▶ **Items**

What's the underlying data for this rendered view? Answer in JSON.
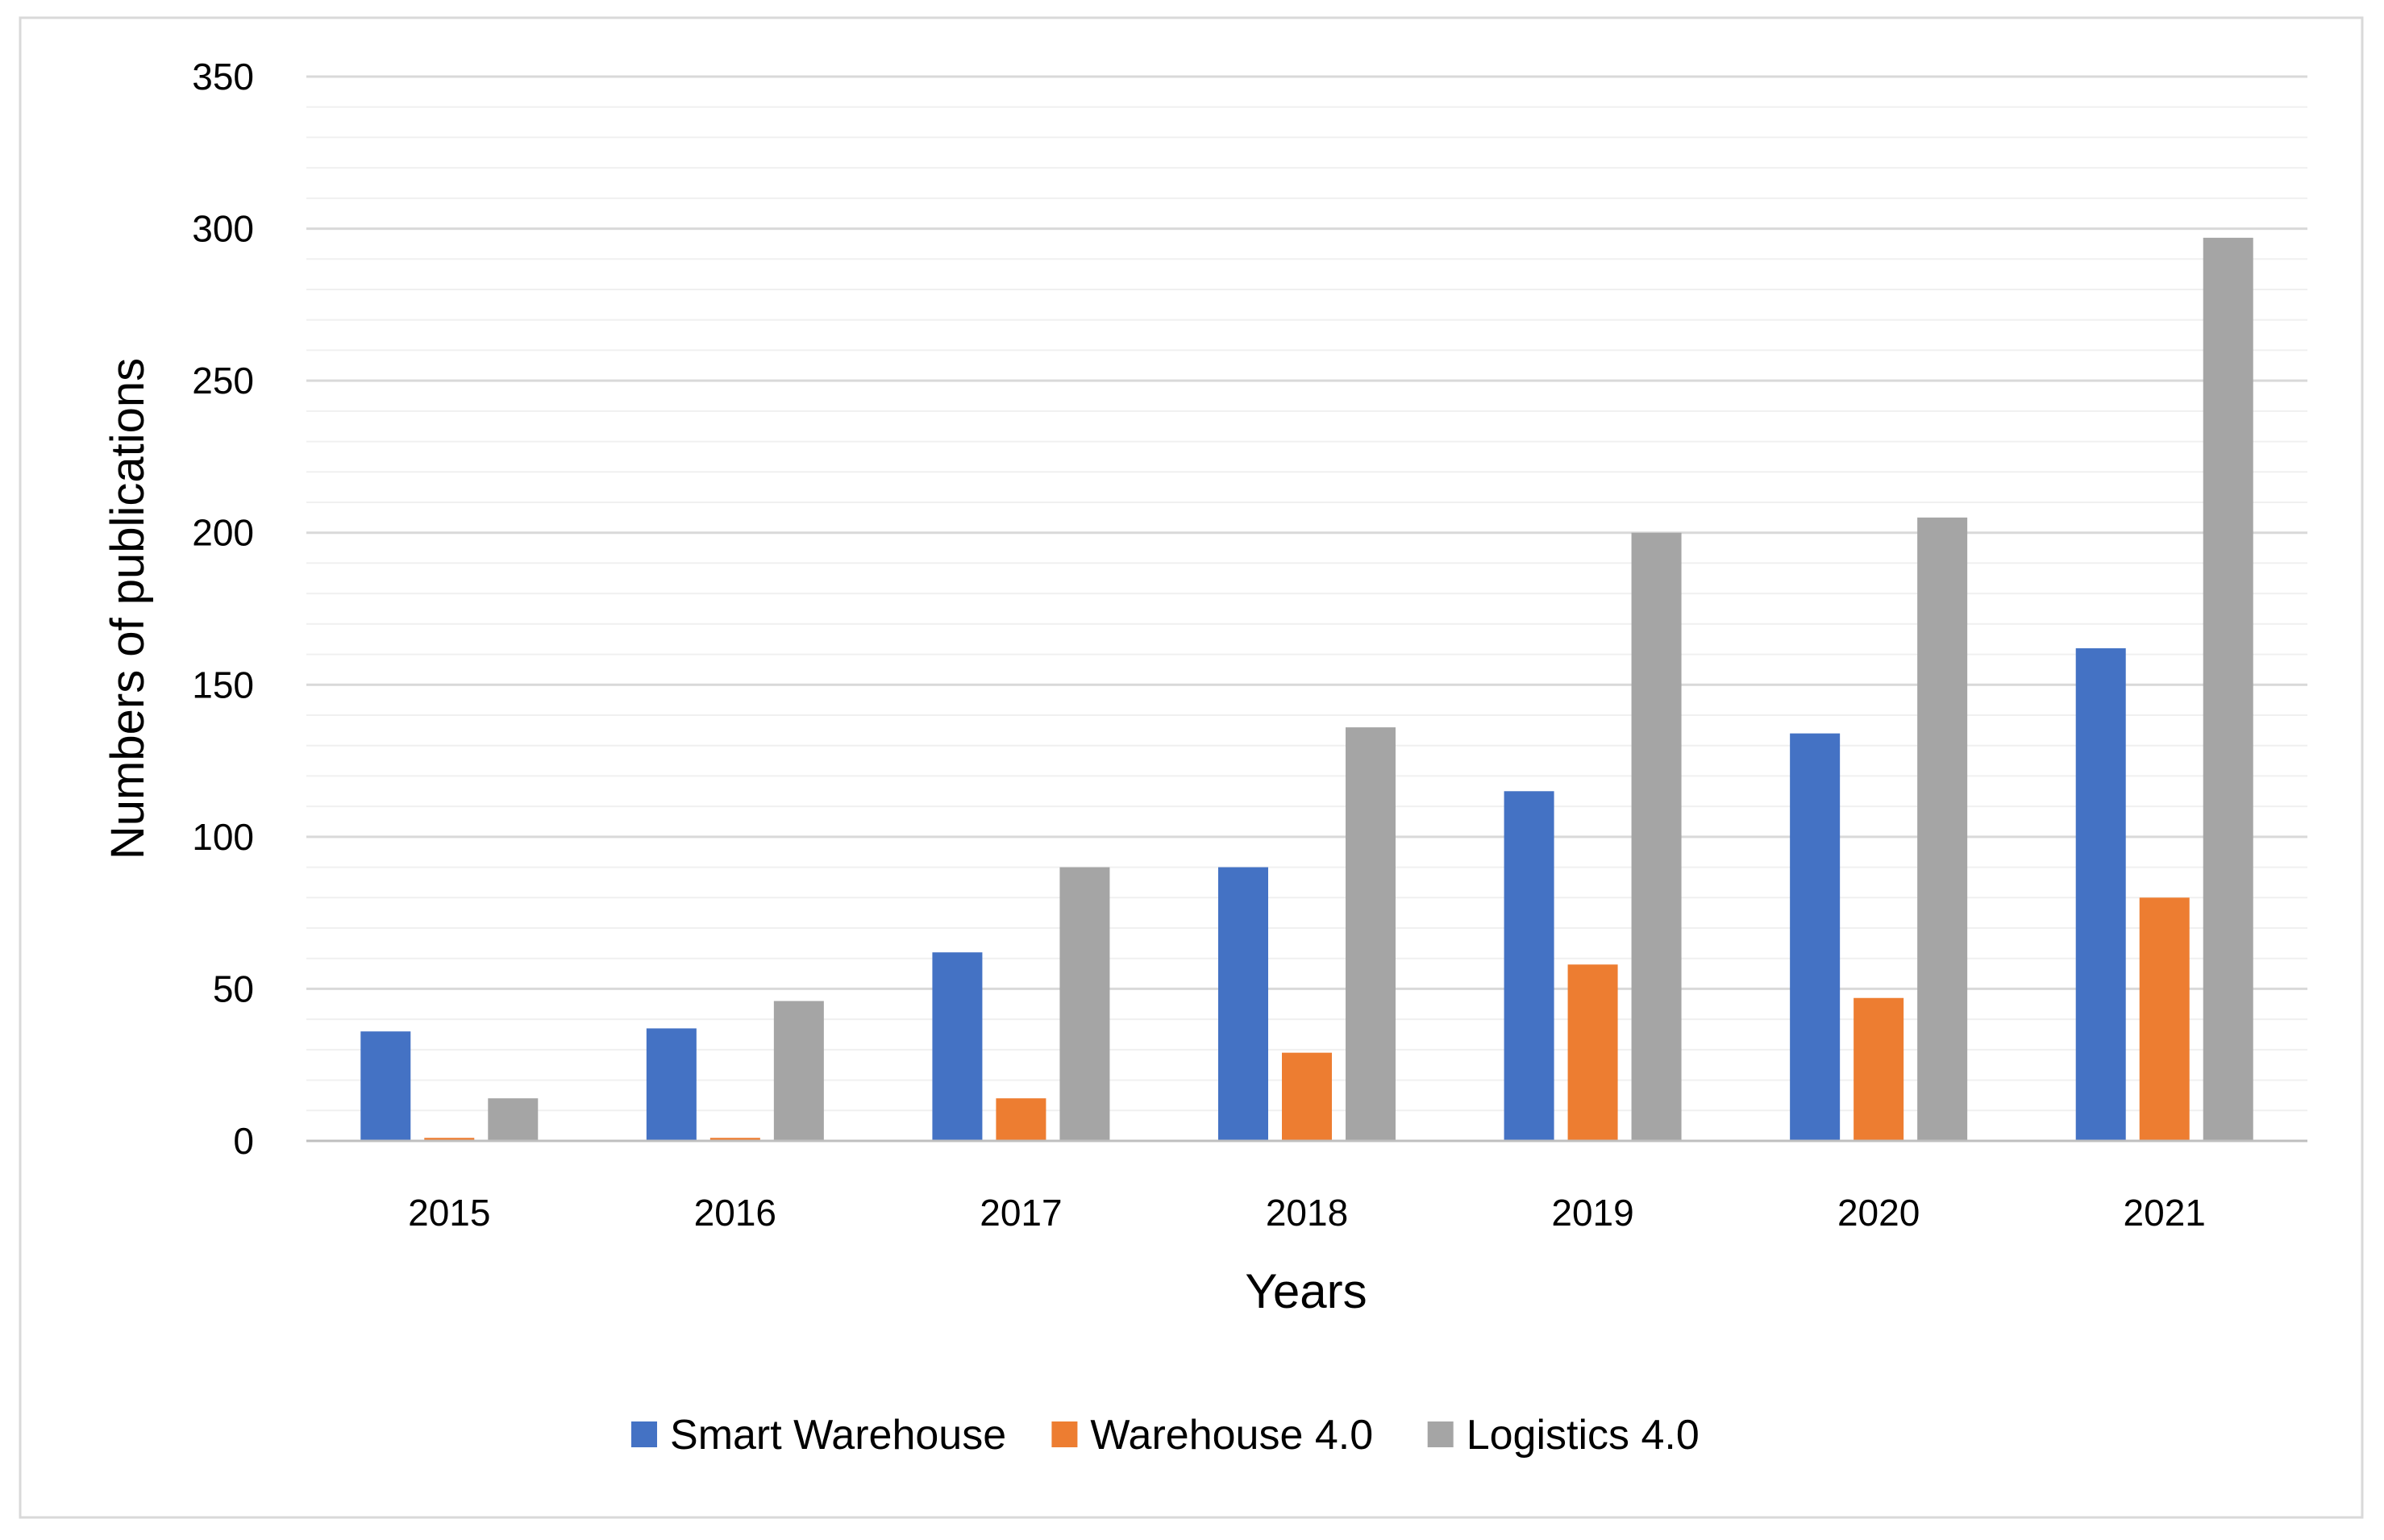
{
  "chart_data": {
    "type": "bar",
    "title": "",
    "xlabel": "Years",
    "ylabel": "Numbers of publications",
    "categories": [
      "2015",
      "2016",
      "2017",
      "2018",
      "2019",
      "2020",
      "2021"
    ],
    "series": [
      {
        "name": "Smart Warehouse",
        "color": "#4472C4",
        "values": [
          36,
          37,
          62,
          90,
          115,
          134,
          162
        ]
      },
      {
        "name": "Warehouse 4.0",
        "color": "#ED7D31",
        "values": [
          1,
          1,
          14,
          29,
          58,
          47,
          80
        ]
      },
      {
        "name": "Logistics 4.0",
        "color": "#A5A5A5",
        "values": [
          14,
          46,
          90,
          136,
          200,
          205,
          297
        ]
      }
    ],
    "ylim": [
      0,
      350
    ],
    "yticks": [
      "0",
      "50",
      "100",
      "150",
      "200",
      "250",
      "300",
      "350"
    ],
    "grid": true,
    "minor_grid": true,
    "legend_position": "bottom"
  }
}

▶ **Your objective**
Filter the listing for the word "name" and copy every line that holds it.

▶ **Exercise solution**
        "name": "Smart Warehouse",
        "name": "Warehouse 4.0",
        "name": "Logistics 4.0",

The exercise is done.